─── Data shown ───
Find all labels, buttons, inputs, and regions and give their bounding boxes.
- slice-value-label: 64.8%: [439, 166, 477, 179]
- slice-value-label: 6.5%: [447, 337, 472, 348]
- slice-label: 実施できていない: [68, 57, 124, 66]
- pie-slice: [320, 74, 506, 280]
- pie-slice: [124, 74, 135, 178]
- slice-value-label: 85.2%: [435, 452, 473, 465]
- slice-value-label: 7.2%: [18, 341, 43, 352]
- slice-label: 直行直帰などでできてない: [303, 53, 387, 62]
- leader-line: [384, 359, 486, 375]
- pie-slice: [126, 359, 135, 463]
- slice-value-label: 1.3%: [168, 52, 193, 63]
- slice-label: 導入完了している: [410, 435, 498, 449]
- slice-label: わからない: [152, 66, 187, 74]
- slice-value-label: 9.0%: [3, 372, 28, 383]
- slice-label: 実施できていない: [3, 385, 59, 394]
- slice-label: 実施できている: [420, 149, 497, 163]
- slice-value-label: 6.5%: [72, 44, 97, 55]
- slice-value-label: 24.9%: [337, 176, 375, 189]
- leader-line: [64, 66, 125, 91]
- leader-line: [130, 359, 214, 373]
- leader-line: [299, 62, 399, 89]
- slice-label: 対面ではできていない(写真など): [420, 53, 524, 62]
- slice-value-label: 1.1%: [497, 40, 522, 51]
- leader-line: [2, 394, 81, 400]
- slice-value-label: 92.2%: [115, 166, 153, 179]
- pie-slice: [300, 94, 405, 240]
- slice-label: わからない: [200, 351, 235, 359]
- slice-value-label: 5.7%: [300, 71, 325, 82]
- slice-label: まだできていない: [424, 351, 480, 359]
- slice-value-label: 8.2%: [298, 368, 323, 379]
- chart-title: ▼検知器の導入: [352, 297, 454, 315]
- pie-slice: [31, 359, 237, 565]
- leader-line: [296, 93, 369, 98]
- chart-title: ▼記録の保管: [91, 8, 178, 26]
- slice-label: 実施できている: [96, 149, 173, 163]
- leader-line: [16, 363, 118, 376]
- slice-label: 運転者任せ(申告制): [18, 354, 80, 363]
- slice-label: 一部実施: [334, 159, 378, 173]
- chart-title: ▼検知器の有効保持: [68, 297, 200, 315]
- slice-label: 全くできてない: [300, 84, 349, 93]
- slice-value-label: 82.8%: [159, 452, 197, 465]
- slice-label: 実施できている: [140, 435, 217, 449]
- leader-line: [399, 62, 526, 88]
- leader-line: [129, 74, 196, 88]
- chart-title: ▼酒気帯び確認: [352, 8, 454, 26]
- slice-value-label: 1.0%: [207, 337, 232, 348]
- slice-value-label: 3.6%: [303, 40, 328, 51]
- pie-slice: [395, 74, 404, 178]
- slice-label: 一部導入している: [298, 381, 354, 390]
───
▶ **Short task**: Convert the entries, from their first line through the line containing "- slice-label: 実施できていない: [3, 385, 59, 394]" (both included), into a JSON array of strings with one string per line and blank lines omitted.

▶ **Result**:
[
  "Find all labels, buttons, inputs, and regions and give their bounding boxes.",
  "- slice-value-label: 64.8%: [439, 166, 477, 179]",
  "- slice-value-label: 6.5%: [447, 337, 472, 348]",
  "- slice-label: 実施できていない: [68, 57, 124, 66]",
  "- pie-slice: [320, 74, 506, 280]",
  "- pie-slice: [124, 74, 135, 178]",
  "- slice-value-label: 85.2%: [435, 452, 473, 465]",
  "- slice-value-label: 7.2%: [18, 341, 43, 352]",
  "- slice-label: 直行直帰などでできてない: [303, 53, 387, 62]",
  "- leader-line: [384, 359, 486, 375]",
  "- pie-slice: [126, 359, 135, 463]",
  "- slice-value-label: 1.3%: [168, 52, 193, 63]",
  "- slice-label: 導入完了している: [410, 435, 498, 449]",
  "- slice-label: わからない: [152, 66, 187, 74]",
  "- slice-value-label: 9.0%: [3, 372, 28, 383]",
  "- slice-label: 実施できていない: [3, 385, 59, 394]"
]